Stated task —
Locate the string "Rights" in the records below. Copy every line where it occurs.

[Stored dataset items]
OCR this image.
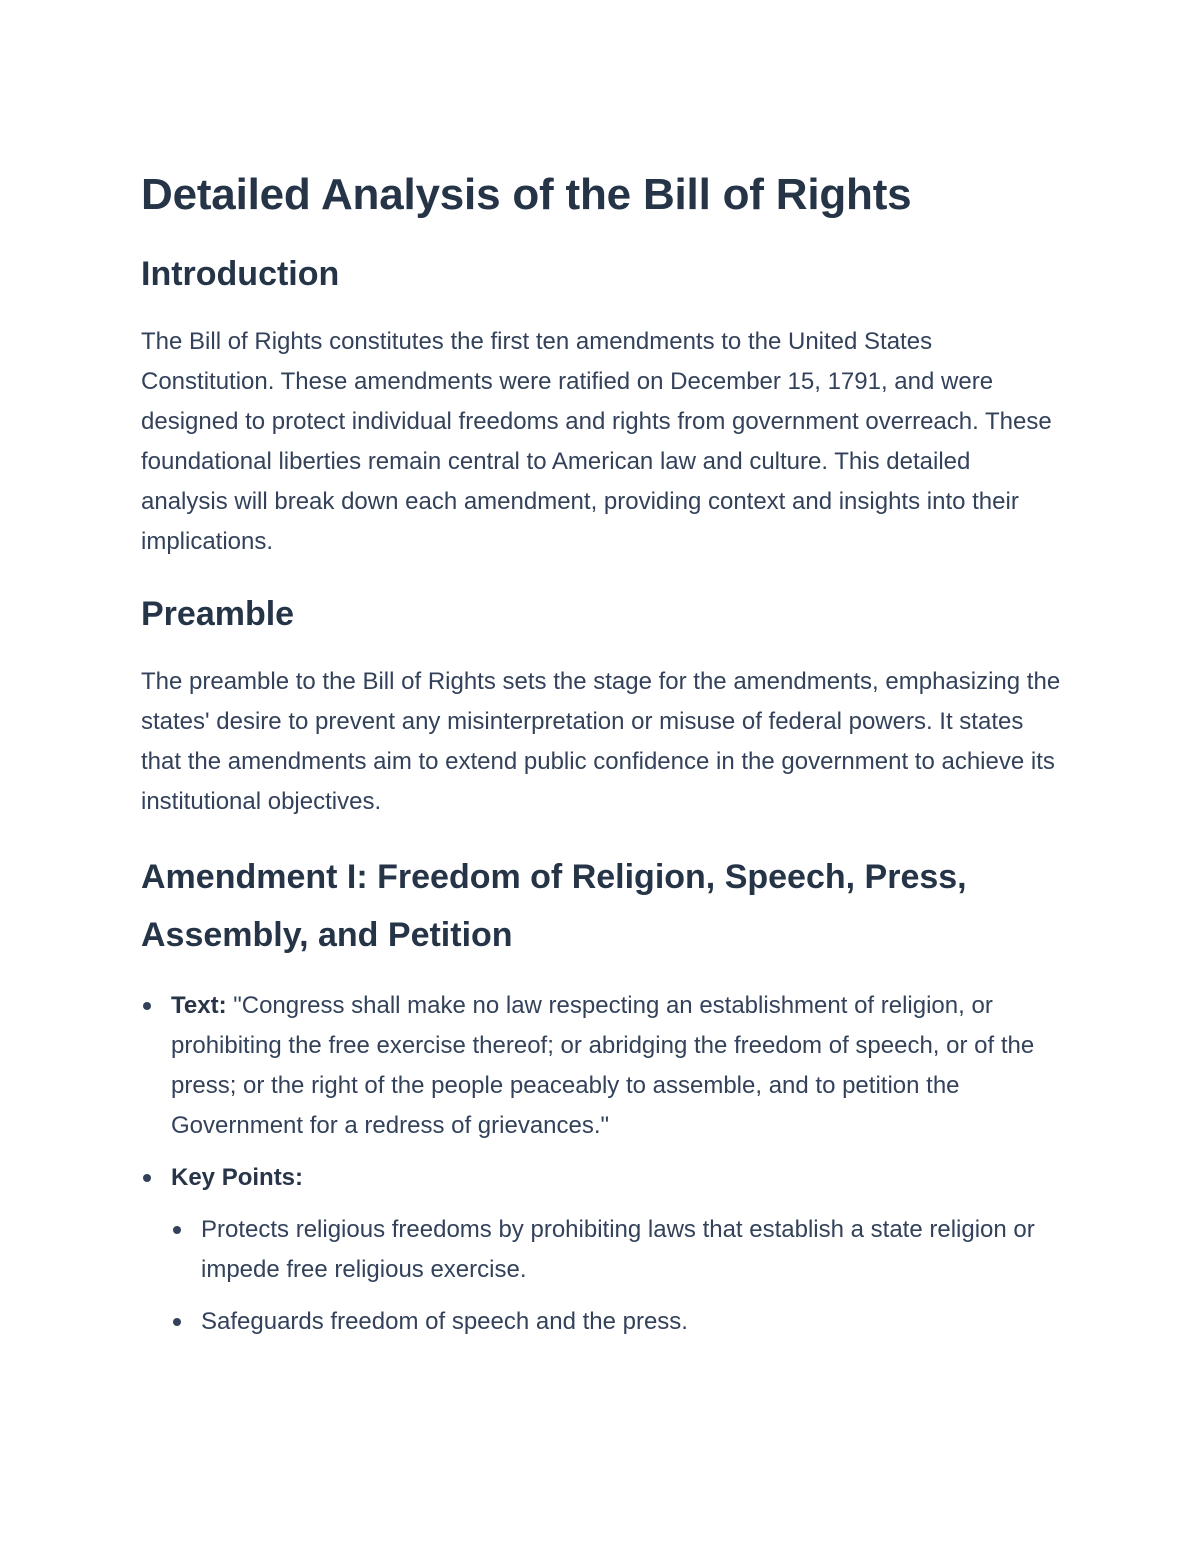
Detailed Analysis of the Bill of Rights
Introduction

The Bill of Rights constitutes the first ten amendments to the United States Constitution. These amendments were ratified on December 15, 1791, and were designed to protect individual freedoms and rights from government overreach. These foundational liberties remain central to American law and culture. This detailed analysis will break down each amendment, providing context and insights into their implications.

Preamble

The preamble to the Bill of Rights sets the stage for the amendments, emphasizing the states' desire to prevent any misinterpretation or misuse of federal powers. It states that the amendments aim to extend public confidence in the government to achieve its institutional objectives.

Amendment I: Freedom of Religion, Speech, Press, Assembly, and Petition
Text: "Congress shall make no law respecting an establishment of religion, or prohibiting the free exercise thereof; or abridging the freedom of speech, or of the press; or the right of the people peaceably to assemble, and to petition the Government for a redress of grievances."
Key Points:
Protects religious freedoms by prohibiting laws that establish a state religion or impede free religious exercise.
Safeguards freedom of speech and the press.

Answer to this exercise —
Detailed Analysis of the Bill of Rights
The Bill of Rights constitutes the first ten amendments to the United States Constitution. These amendments were ratified on December 15, 1791, and were designed to protect individual freedoms and rights from government overreach. These foundational liberties remain central to American law and culture. This detailed analysis will break down each amendment, providing context and insights into their implications.
The preamble to the Bill of Rights sets the stage for the amendments, emphasizing the states' desire to prevent any misinterpretation or misuse of federal powers. It states that the amendments aim to extend public confidence in the government to achieve its institutional objectives.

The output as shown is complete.